*** Excerpted data
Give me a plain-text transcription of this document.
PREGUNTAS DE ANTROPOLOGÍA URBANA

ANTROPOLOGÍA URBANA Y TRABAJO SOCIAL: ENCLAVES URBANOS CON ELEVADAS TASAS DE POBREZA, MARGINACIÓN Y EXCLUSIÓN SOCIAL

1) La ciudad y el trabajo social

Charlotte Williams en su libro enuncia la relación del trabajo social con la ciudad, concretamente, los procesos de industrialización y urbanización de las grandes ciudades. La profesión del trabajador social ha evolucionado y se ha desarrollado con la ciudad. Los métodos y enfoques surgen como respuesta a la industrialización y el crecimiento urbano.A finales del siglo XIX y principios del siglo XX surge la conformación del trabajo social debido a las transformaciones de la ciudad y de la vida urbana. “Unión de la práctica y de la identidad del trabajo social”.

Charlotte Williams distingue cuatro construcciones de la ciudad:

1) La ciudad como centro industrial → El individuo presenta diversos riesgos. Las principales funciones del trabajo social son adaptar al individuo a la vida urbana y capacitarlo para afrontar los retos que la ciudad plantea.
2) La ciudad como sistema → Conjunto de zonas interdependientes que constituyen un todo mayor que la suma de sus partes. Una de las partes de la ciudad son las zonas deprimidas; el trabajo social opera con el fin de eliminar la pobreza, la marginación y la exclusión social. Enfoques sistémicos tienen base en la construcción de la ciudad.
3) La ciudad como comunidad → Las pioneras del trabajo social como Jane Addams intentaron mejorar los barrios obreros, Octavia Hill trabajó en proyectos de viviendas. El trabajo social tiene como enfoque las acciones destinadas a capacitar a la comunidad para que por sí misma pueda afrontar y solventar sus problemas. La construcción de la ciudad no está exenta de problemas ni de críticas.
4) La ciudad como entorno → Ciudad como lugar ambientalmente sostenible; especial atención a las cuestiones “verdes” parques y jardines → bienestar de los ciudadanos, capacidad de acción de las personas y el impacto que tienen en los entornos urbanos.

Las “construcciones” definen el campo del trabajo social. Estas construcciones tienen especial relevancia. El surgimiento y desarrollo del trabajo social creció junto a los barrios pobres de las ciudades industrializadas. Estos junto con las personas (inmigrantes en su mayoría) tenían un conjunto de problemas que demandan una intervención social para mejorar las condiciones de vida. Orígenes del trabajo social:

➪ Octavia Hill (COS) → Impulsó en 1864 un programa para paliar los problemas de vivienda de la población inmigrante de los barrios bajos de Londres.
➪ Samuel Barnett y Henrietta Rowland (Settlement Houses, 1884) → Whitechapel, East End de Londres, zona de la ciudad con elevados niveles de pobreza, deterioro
******
_Your objective_
Set down each entry again, unchanged.

_Task response_
Give me a plain-text transcription of this document.
PREGUNTAS DE ANTROPOLOGÍA URBANA

ANTROPOLOGÍA URBANA Y TRABAJO SOCIAL: ENCLAVES URBANOS CON ELEVADAS TASAS DE POBREZA, MARGINACIÓN Y EXCLUSIÓN SOCIAL

1) La ciudad y el trabajo social

Charlotte Williams en su libro enuncia la relación del trabajo social con la ciudad, concretamente, los procesos de industrialización y urbanización de las grandes ciudades. La profesión del trabajador social ha evolucionado y se ha desarrollado con la ciudad. Los métodos y enfoques surgen como respuesta a la industrialización y el crecimiento urbano.A finales del siglo XIX y principios del siglo XX surge la conformación del trabajo social debido a las transformaciones de la ciudad y de la vida urbana. “Unión de la práctica y de la identidad del trabajo social”.

Charlotte Williams distingue cuatro construcciones de la ciudad:

1) La ciudad como centro industrial → El individuo presenta diversos riesgos. Las principales funciones del trabajo social son adaptar al individuo a la vida urbana y capacitarlo para afrontar los retos que la ciudad plantea.
2) La ciudad como sistema → Conjunto de zonas interdependientes que constituyen un todo mayor que la suma de sus partes. Una de las partes de la ciudad son las zonas deprimidas; el trabajo social opera con el fin de eliminar la pobreza, la marginación y la exclusión social. Enfoques sistémicos tienen base en la construcción de la ciudad.
3) La ciudad como comunidad → Las pioneras del trabajo social como Jane Addams intentaron mejorar los barrios obreros, Octavia Hill trabajó en proyectos de viviendas. El trabajo social tiene como enfoque las acciones destinadas a capacitar a la comunidad para que por sí misma pueda afrontar y solventar sus problemas. La construcción de la ciudad no está exenta de problemas ni de críticas.
4) La ciudad como entorno → Ciudad como lugar ambientalmente sostenible; especial atención a las cuestiones “verdes” parques y jardines → bienestar de los ciudadanos, capacidad de acción de las personas y el impacto que tienen en los entornos urbanos.

Las “construcciones” definen el campo del trabajo social. Estas construcciones tienen especial relevancia. El surgimiento y desarrollo del trabajo social creció junto a los barrios pobres de las ciudades industrializadas. Estos junto con las personas (inmigrantes en su mayoría) tenían un conjunto de problemas que demandan una intervención social para mejorar las condiciones de vida. Orígenes del trabajo social:

➪ Octavia Hill (COS) → Impulsó en 1864 un programa para paliar los problemas de vivienda de la población inmigrante de los barrios bajos de Londres.
➪ Samuel Barnett y Henrietta Rowland (Settlement Houses, 1884) → Whitechapel, East End de Londres, zona de la ciudad con elevados niveles de pobreza, deterioro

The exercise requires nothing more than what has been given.